TEXTO PARA ANALIZAR:
■ ■ ■
- Kamala Harris y Donald Trump encabezan campañas con enfoques económicos marcadamente distintos en cuanto a fiscalidad y aranceles
- Ambos candidatos han prometido endurecer las medidas contra la inmigración, uno de los principales problemas para los estadounidenses
María Escalante García
En la carrera por la Casa Blanca, Kamala Harris y Donald Trump encabezan campañas con enfoques económicos marcadamente distintos en cuanto a fiscalidad y aranceles, aunque ambos comparten el objetivo de controlar la inflación. Pese a sus promesas en temas fiscales y arancelarios, ambos candidatos evitan propuestas claras sobre cómo reducir la abultada deuda nacional, uno de los mayores desafíos para la economía de Estados Unidos.
La vicepresidenta Kamala Harris, con un enfoque progresista, propone una estructura fiscal que se centra en reducir las desigualdades económicas. Para ella, es esencial una reforma tributaria que, sin penalizar a la clase media, demande mayores contribuciones a las grandes corporaciones y personas de altos ingresos. Harris sostiene que una redistribución de la carga fiscal es fundamental para financiar programas sociales y fortalecer la infraestructura, desde educación hasta salud.
■ ■ ■
Entradas de datos almacenadas
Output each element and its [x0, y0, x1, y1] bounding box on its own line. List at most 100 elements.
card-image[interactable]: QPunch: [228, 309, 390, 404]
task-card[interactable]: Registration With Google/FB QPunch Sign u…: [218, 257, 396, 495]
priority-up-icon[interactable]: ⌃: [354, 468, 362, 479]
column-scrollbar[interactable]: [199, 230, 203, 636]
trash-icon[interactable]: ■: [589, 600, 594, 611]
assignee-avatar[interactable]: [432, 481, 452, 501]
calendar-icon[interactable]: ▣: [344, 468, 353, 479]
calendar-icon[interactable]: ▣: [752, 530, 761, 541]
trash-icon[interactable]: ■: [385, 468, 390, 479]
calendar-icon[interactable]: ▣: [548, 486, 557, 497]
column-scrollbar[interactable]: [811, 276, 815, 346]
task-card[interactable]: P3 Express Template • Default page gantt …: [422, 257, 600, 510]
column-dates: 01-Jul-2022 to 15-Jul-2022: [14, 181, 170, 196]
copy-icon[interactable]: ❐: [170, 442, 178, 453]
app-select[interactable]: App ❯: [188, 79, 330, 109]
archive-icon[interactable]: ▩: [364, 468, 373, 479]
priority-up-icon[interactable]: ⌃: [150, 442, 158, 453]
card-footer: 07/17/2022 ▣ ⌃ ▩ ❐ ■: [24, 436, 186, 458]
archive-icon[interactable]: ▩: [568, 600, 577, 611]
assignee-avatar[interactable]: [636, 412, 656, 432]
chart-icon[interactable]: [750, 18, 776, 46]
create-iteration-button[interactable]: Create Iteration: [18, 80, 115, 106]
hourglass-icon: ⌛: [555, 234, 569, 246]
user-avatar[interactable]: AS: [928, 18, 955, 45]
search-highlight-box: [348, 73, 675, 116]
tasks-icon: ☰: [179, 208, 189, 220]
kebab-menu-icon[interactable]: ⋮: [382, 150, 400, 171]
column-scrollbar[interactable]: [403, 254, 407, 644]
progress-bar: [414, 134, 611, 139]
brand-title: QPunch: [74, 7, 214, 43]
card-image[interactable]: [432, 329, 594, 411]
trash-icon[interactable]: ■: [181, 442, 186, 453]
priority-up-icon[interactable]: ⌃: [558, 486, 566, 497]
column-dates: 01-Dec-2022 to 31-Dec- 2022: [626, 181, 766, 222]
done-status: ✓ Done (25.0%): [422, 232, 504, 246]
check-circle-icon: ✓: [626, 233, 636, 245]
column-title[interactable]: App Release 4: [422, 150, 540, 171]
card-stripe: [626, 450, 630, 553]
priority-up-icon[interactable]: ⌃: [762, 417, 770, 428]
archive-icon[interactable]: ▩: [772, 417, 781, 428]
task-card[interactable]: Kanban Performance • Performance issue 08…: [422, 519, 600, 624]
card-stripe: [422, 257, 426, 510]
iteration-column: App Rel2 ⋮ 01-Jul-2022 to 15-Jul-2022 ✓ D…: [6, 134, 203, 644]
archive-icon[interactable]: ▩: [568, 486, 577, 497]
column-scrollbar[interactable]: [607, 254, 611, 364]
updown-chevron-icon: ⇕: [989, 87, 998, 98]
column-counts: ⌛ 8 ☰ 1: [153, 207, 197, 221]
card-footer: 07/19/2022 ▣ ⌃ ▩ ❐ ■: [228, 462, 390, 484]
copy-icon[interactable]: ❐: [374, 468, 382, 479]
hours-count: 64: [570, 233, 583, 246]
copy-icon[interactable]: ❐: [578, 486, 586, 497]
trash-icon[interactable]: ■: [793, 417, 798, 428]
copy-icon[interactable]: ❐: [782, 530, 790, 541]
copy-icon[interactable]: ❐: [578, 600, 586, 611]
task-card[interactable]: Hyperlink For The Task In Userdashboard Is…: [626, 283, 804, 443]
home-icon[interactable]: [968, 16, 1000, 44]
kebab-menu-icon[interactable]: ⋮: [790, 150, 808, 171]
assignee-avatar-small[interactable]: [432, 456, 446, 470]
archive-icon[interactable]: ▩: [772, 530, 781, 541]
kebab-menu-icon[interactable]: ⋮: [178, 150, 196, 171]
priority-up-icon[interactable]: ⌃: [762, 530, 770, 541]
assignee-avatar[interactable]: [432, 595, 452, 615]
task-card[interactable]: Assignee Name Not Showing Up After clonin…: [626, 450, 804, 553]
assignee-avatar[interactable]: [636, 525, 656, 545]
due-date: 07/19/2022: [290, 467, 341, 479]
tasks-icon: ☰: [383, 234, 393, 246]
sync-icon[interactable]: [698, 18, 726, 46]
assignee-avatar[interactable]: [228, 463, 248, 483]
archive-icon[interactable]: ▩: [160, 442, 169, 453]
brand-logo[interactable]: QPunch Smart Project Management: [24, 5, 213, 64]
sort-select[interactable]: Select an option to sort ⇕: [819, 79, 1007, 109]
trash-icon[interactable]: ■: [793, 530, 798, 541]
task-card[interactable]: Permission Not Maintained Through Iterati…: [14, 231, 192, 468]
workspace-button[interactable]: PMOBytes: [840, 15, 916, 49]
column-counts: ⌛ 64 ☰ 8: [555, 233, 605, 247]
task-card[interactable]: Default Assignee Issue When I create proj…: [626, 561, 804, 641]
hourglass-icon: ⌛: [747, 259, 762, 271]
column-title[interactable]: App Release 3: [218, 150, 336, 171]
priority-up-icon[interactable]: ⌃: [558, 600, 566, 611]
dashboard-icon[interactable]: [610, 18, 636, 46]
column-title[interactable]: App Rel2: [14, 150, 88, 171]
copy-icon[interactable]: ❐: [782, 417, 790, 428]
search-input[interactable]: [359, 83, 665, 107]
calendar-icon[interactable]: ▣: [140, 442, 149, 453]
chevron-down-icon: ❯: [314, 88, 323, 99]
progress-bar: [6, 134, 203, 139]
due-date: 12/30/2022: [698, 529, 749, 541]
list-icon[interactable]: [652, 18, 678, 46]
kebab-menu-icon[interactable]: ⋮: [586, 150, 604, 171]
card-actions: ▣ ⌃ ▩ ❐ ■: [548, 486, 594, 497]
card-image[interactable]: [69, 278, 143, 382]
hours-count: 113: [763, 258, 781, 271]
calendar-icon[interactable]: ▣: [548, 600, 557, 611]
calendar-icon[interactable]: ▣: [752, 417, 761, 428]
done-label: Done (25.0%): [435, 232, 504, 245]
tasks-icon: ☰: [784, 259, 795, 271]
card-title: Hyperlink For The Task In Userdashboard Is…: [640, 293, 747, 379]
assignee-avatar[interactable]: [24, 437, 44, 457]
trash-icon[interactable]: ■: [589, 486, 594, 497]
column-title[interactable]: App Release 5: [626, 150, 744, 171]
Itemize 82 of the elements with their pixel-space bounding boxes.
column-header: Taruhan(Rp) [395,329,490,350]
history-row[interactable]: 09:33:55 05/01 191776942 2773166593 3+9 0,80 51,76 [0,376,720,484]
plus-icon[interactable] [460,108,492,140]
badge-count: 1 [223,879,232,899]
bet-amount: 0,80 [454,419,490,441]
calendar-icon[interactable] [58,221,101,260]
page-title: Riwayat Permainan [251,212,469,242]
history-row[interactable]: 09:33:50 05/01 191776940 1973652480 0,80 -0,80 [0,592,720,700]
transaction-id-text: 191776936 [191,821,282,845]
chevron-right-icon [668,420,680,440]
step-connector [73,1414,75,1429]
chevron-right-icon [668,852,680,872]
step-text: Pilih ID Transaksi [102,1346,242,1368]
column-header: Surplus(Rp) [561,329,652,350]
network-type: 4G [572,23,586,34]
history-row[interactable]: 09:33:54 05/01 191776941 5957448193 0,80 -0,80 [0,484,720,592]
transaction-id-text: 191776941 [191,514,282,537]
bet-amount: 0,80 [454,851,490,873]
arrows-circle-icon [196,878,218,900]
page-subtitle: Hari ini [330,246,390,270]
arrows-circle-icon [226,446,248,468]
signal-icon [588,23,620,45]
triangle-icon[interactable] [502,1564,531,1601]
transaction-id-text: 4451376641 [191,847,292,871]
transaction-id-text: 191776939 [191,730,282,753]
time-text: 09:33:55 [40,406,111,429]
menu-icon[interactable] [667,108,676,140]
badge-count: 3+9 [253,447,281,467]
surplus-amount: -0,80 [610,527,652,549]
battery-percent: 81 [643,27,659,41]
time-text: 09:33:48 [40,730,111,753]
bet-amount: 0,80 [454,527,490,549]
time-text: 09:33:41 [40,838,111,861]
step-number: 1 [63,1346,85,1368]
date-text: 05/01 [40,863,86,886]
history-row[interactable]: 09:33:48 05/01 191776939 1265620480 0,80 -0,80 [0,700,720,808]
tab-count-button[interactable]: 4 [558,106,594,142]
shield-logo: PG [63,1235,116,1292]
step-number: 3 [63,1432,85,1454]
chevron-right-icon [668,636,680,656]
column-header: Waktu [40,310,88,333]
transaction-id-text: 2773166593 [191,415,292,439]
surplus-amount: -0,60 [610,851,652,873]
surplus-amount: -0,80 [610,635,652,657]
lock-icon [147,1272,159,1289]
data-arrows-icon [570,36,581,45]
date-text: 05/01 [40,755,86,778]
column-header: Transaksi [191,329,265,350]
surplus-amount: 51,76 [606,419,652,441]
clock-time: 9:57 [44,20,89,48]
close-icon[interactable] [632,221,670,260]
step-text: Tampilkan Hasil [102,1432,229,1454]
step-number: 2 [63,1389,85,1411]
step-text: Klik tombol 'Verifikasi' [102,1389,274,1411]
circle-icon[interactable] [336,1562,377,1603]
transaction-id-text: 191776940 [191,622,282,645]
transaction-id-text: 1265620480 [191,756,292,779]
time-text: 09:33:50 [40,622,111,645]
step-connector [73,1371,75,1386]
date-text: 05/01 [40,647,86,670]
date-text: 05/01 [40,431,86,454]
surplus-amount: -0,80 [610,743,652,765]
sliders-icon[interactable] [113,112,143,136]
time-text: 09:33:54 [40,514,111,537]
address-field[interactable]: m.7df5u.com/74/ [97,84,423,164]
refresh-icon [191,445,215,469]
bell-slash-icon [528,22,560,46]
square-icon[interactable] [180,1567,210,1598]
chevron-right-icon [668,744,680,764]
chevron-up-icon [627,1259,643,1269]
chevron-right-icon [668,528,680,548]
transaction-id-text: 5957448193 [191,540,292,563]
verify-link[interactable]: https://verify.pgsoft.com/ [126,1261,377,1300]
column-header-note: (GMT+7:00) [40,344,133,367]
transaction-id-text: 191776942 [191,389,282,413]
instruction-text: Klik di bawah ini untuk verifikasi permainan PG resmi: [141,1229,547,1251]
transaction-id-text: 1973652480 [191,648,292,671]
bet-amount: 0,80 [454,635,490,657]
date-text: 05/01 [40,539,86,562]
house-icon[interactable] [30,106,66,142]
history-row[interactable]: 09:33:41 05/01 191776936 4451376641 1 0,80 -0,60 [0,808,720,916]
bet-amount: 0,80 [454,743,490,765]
■ ■ ■
INSTRUCCIONES DE TRABAJO:
**a)** Resume en dos oraciones el texto para analizar.
**b)** Según el texto para analizar, ¿qué objetivo económico comparten Harris y Trump?
**c)** En el texto para analizar, toma el fragmento comprendido entre "La vicepresidenta Kamala" y "educación hasta salud.", ambos incluidos, y escríbelo de nuevo cambiando "desigualdades" por "brechas".

RESPUESTAS DEL EJERCICIO:
**a)** Kamala Harris y Donald Trump encabezan campañas con enfoques económicos muy distintos en fiscalidad y aranceles, aunque ambos buscan controlar la inflación y ninguno presenta propuestas claras para reducir la deuda nacional. Harris plantea una reforma tributaria que, sin penalizar a la clase media, exija más contribuciones a las grandes corporaciones y a las personas de altos ingresos para financiar programas sociales y fortalecer la infraestructura.

**b)** Controlar la inflación.

**c)**
La vicepresidenta Kamala Harris, con un enfoque progresista, propone una estructura fiscal que se centra en reducir las brechas económicas. Para ella, es esencial una reforma tributaria que, sin penalizar a la clase media, demande mayores contribuciones a las grandes corporaciones y personas de altos ingresos. Harris sostiene que una redistribución de la carga fiscal es fundamental para financiar programas sociales y fortalecer la infraestructura, desde educación hasta salud.